REQUIRED TASK
Repeat the material in full. Keep every line exactly as it is.

TASK MATERIAL

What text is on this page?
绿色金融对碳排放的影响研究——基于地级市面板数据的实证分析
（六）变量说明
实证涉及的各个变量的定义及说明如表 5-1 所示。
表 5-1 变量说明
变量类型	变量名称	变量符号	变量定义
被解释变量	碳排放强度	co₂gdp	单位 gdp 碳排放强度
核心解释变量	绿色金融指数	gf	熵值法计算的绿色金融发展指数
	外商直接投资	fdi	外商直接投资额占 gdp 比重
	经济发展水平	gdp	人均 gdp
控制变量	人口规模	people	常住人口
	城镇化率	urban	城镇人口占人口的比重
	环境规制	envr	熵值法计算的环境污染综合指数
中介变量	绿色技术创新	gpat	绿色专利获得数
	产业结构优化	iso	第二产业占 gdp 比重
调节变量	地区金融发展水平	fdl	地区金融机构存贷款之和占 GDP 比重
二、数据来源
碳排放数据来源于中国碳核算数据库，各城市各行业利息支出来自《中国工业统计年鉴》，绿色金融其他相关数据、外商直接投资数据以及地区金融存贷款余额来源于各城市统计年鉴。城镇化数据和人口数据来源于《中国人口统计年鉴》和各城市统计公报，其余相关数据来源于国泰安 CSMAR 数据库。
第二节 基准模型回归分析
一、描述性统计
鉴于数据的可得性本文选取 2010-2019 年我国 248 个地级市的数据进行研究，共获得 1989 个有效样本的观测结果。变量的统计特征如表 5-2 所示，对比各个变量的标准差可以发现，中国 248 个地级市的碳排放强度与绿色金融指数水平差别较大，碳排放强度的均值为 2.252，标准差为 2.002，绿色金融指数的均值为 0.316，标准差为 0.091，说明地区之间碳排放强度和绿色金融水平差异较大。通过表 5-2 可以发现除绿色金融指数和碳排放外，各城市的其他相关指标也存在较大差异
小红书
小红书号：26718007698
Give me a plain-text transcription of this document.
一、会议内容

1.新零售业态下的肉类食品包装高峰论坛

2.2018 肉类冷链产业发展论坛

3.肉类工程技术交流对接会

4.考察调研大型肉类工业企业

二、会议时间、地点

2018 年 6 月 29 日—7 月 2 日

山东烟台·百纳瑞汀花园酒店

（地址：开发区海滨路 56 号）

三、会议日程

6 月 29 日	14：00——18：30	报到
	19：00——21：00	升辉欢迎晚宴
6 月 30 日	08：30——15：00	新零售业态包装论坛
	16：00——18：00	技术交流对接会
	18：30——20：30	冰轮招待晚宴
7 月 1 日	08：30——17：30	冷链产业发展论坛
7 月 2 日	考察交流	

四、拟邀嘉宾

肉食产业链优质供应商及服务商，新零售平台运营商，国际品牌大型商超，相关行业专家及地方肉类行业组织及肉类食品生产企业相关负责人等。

TASK SOLUTION
What text is on this page?
绿色金融对碳排放的影响研究——基于地级市面板数据的实证分析
（六）变量说明
实证涉及的各个变量的定义及说明如表 5-1 所示。
表 5-1 变量说明
变量类型	变量名称	变量符号	变量定义
被解释变量	碳排放强度	co₂gdp	单位 gdp 碳排放强度
核心解释变量	绿色金融指数	gf	熵值法计算的绿色金融发展指数
	外商直接投资	fdi	外商直接投资额占 gdp 比重
	经济发展水平	gdp	人均 gdp
控制变量	人口规模	people	常住人口
	城镇化率	urban	城镇人口占人口的比重
	环境规制	envr	熵值法计算的环境污染综合指数
中介变量	绿色技术创新	gpat	绿色专利获得数
	产业结构优化	iso	第二产业占 gdp 比重
调节变量	地区金融发展水平	fdl	地区金融机构存贷款之和占 GDP 比重
二、数据来源
碳排放数据来源于中国碳核算数据库，各城市各行业利息支出来自《中国工业统计年鉴》，绿色金融其他相关数据、外商直接投资数据以及地区金融存贷款余额来源于各城市统计年鉴。城镇化数据和人口数据来源于《中国人口统计年鉴》和各城市统计公报，其余相关数据来源于国泰安 CSMAR 数据库。
第二节 基准模型回归分析
一、描述性统计
鉴于数据的可得性本文选取 2010-2019 年我国 248 个地级市的数据进行研究，共获得 1989 个有效样本的观测结果。变量的统计特征如表 5-2 所示，对比各个变量的标准差可以发现，中国 248 个地级市的碳排放强度与绿色金融指数水平差别较大，碳排放强度的均值为 2.252，标准差为 2.002，绿色金融指数的均值为 0.316，标准差为 0.091，说明地区之间碳排放强度和绿色金融水平差异较大。通过表 5-2 可以发现除绿色金融指数和碳排放外，各城市的其他相关指标也存在较大差异
小红书
小红书号：26718007698
Give me a plain-text transcription of this document.
一、会议内容

1.新零售业态下的肉类食品包装高峰论坛

2.2018 肉类冷链产业发展论坛

3.肉类工程技术交流对接会

4.考察调研大型肉类工业企业

二、会议时间、地点

2018 年 6 月 29 日—7 月 2 日

山东烟台·百纳瑞汀花园酒店

（地址：开发区海滨路 56 号）

三、会议日程

6 月 29 日	14：00——18：30	报到
	19：00——21：00	升辉欢迎晚宴
6 月 30 日	08：30——15：00	新零售业态包装论坛
	16：00——18：00	技术交流对接会
	18：30——20：30	冰轮招待晚宴
7 月 1 日	08：30——17：30	冷链产业发展论坛
7 月 2 日	考察交流	

四、拟邀嘉宾

肉食产业链优质供应商及服务商，新零售平台运营商，国际品牌大型商超，相关行业专家及地方肉类行业组织及肉类食品生产企业相关负责人等。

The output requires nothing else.